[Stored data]
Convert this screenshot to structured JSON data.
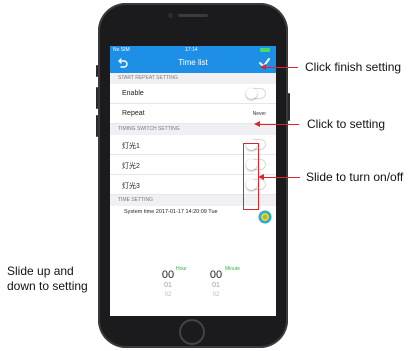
{
  "status_bar": {
    "carrier": "No SIM",
    "time": "17:14"
  },
  "nav": {
    "title": "Time list",
    "back_icon": "back-arrow-icon",
    "confirm_icon": "checkmark-icon"
  },
  "sections": {
    "repeat": "START REPEAT SETTING",
    "timing": "TIMING SWITCH SETTING",
    "time": "TIME SETTING"
  },
  "repeat_rows": {
    "enable_label": "Enable",
    "enable_on": false,
    "repeat_label": "Repeat",
    "repeat_value": "Never"
  },
  "switches": [
    {
      "label": "灯光1",
      "on": false
    },
    {
      "label": "灯光2",
      "on": false
    },
    {
      "label": "灯光3",
      "on": false
    }
  ],
  "system_time": "System time 2017-01-17 14:20:09 Tue",
  "picker": {
    "hour_value": "00",
    "hour_unit": "Hour",
    "hour_next": "01",
    "hour_next2": "02",
    "minute_value": "00",
    "minute_unit": "Minute",
    "minute_next": "01",
    "minute_next2": "02"
  },
  "annotations": {
    "finish": "Click finish setting",
    "setting": "Click to setting",
    "slide": "Slide to turn on/off",
    "updown_1": "Slide up and",
    "updown_2": "down to setting"
  },
  "colors": {
    "nav_blue": "#1e8fe6",
    "annotation_red": "#e0242b",
    "unit_green": "#39b54a"
  }
}
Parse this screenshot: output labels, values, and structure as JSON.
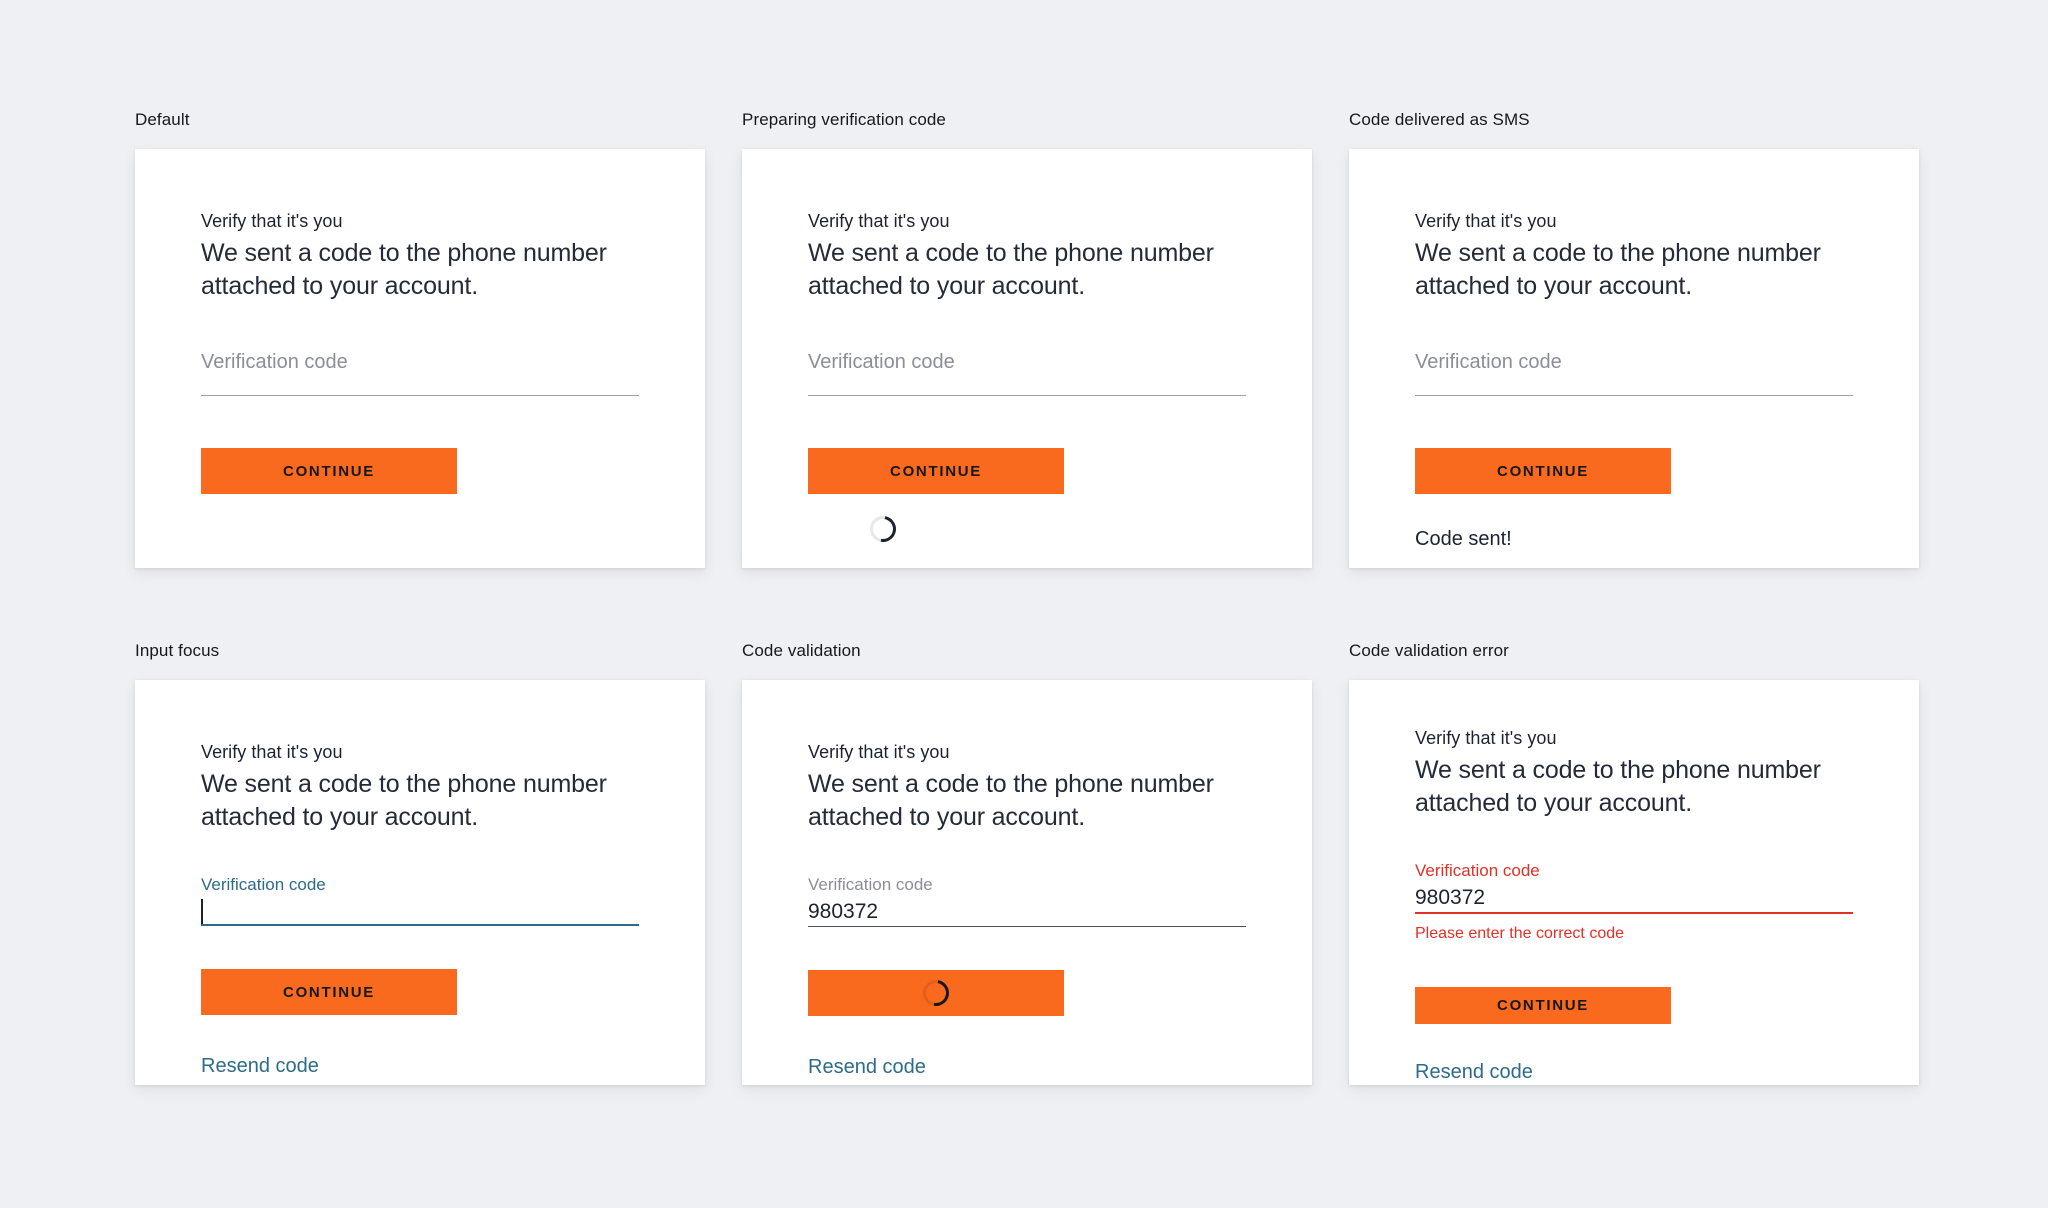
{
  "accent": {
    "orange": "#fa6a1e",
    "link_teal": "#2d6b88",
    "error_red": "#e03127",
    "canvas": "#eef0f3",
    "card": "#ffffff"
  },
  "copy": {
    "eyebrow": "Verify that it's you",
    "lede": "We sent a code to the phone number attached to your account.",
    "field_placeholder": "Verification code",
    "field_label": "Verification code",
    "continue_label": "CONTINUE",
    "resend_label": "Resend code",
    "code_sent": "Code sent!",
    "code_value": "980372",
    "error_message": "Please enter the correct code"
  },
  "sections": [
    {
      "id": "default",
      "label": "Default"
    },
    {
      "id": "preparing",
      "label": "Preparing verification code"
    },
    {
      "id": "delivered-sms",
      "label": "Code delivered as SMS"
    },
    {
      "id": "input-focus",
      "label": "Input focus"
    },
    {
      "id": "code-validation",
      "label": "Code validation"
    },
    {
      "id": "validation-error",
      "label": "Code validation error"
    }
  ]
}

• **EXERCISE DIRECTIONS**
Gather from the data above every line with the string "sent".

• **THE REPLY**
    "lede": "We sent a code to the phone number attached to your account.",
    "code_sent": "Code sent!",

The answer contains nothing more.